>> BEGIN Material for the task

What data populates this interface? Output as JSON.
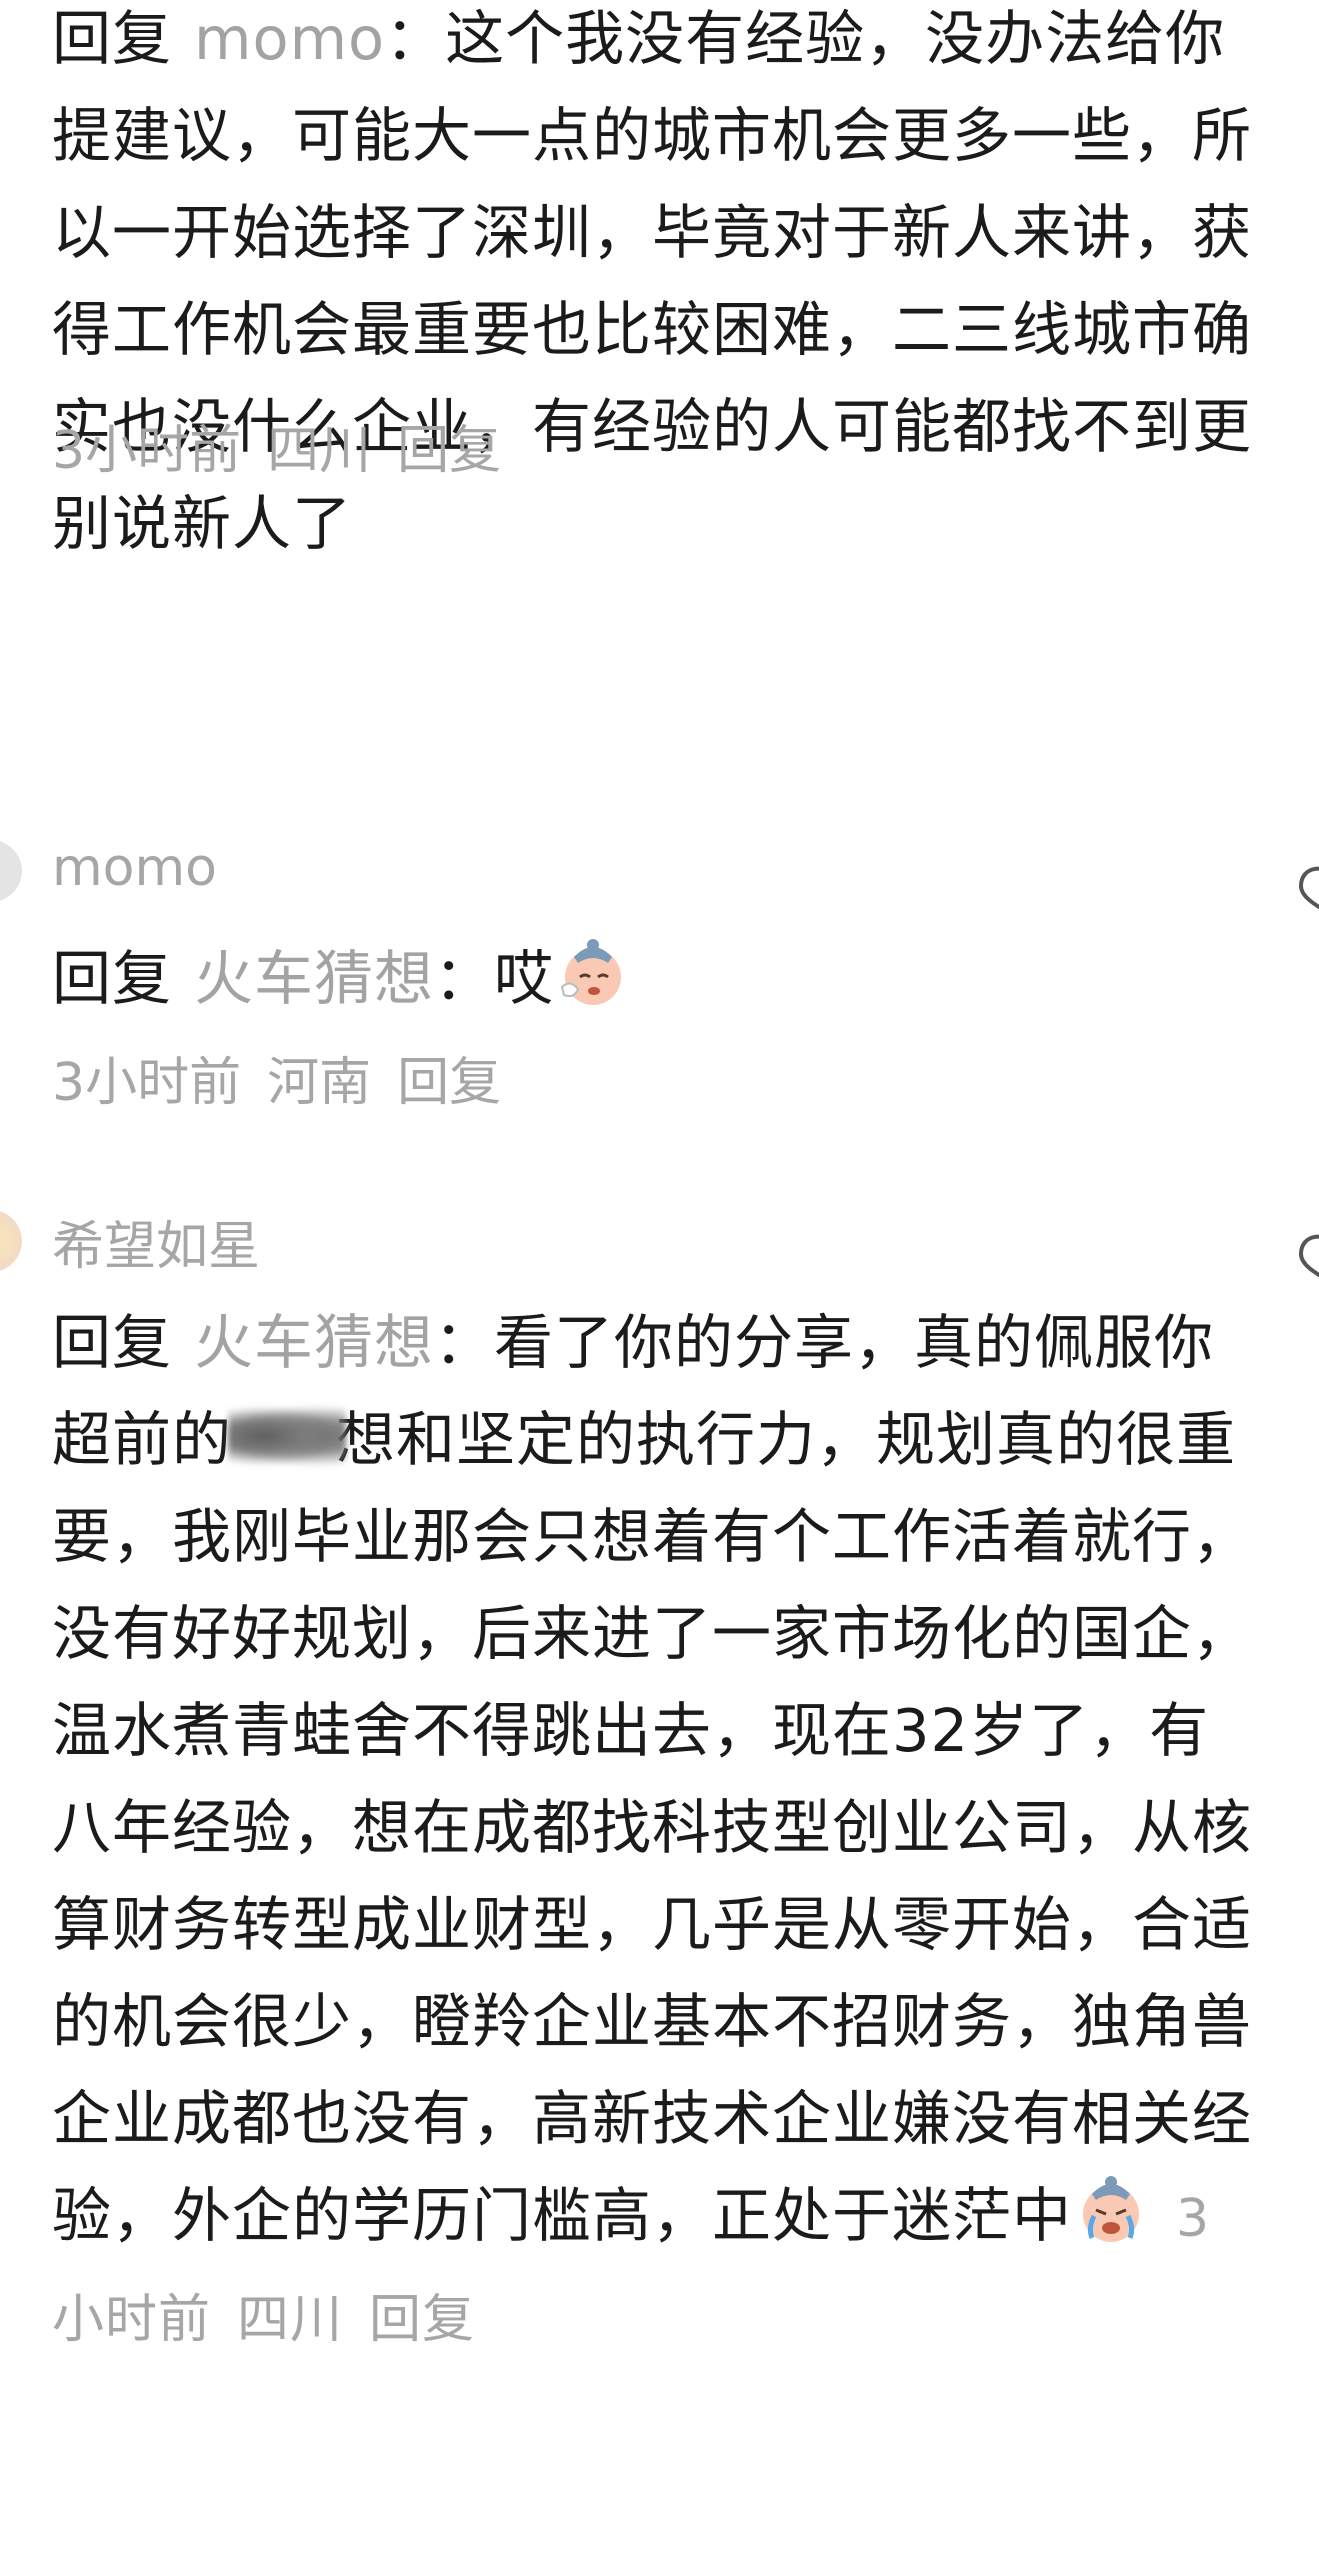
{
  "comments": [
    {
      "reply_word": "回复",
      "reply_to": "momo",
      "text": "：这个我没有经验，没办法给你提建议，可能大一点的城市机会更多一些，所以一开始选择了深圳，毕竟对于新人来讲，获得工作机会最重要也比较困难，二三线城市确实也没什么企业，有经验的人可能都找不到更别说新人了",
      "time": "3小时前",
      "location": "四川",
      "reply_label": "回复"
    },
    {
      "username": "momo",
      "reply_word": "回复",
      "reply_to": "火车猜想",
      "text": "：哎",
      "emoji": "crying-face-emoji",
      "time": "3小时前",
      "location": "河南",
      "reply_label": "回复"
    },
    {
      "username": "希望如星",
      "reply_word": "回复",
      "reply_to": "火车猜想",
      "text_a": "：看了你的分享，真的佩服你超前的",
      "text_b": "想和坚定的执行力，规划真的很重要，我刚毕业那会只想着有个工作活着就行，没有好好规划，后来进了一家市场化的国企，温水煮青蛙舍不得跳出去，现在32岁了，有八年经验，想在成都找科技型创业公司，从核算财务转型成业财型，几乎是从零开始，合适的机会很少，瞪羚企业基本不招财务，独角兽企业成都也没有，高新技术企业嫌没有相关经验，外企的学历门槛高，正处于迷茫中",
      "emoji": "crying-face-emoji",
      "time": "3小时前",
      "location": "四川",
      "reply_label": "回复"
    }
  ],
  "icons": {
    "like": "heart-outline-icon",
    "avatar": "user-avatar"
  },
  "colors": {
    "text": "#1b1b1b",
    "muted": "#a6a6a6"
  }
}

>> END Material for the task

**Instruction**
Write out the listing word for word, omitting the pictures it holds.

**Answer to the problem**
What data populates this interface? Output as JSON.
{
  "comments": [
    {
      "reply_word": "回复",
      "reply_to": "momo",
      "text": "：这个我没有经验，没办法给你提建议，可能大一点的城市机会更多一些，所以一开始选择了深圳，毕竟对于新人来讲，获得工作机会最重要也比较困难，二三线城市确实也没什么企业，有经验的人可能都找不到更别说新人了",
      "time": "3小时前",
      "location": "四川",
      "reply_label": "回复"
    },
    {
      "username": "momo",
      "reply_word": "回复",
      "reply_to": "火车猜想",
      "text": "：哎",
      "emoji": "crying-face-emoji",
      "time": "3小时前",
      "location": "河南",
      "reply_label": "回复"
    },
    {
      "username": "希望如星",
      "reply_word": "回复",
      "reply_to": "火车猜想",
      "text_a": "：看了你的分享，真的佩服你超前的",
      "text_b": "想和坚定的执行力，规划真的很重要，我刚毕业那会只想着有个工作活着就行，没有好好规划，后来进了一家市场化的国企，温水煮青蛙舍不得跳出去，现在32岁了，有八年经验，想在成都找科技型创业公司，从核算财务转型成业财型，几乎是从零开始，合适的机会很少，瞪羚企业基本不招财务，独角兽企业成都也没有，高新技术企业嫌没有相关经验，外企的学历门槛高，正处于迷茫中",
      "emoji": "crying-face-emoji",
      "time": "3小时前",
      "location": "四川",
      "reply_label": "回复"
    }
  ],
  "icons": {
    "like": "heart-outline-icon",
    "avatar": "user-avatar"
  },
  "colors": {
    "text": "#1b1b1b",
    "muted": "#a6a6a6"
  }
}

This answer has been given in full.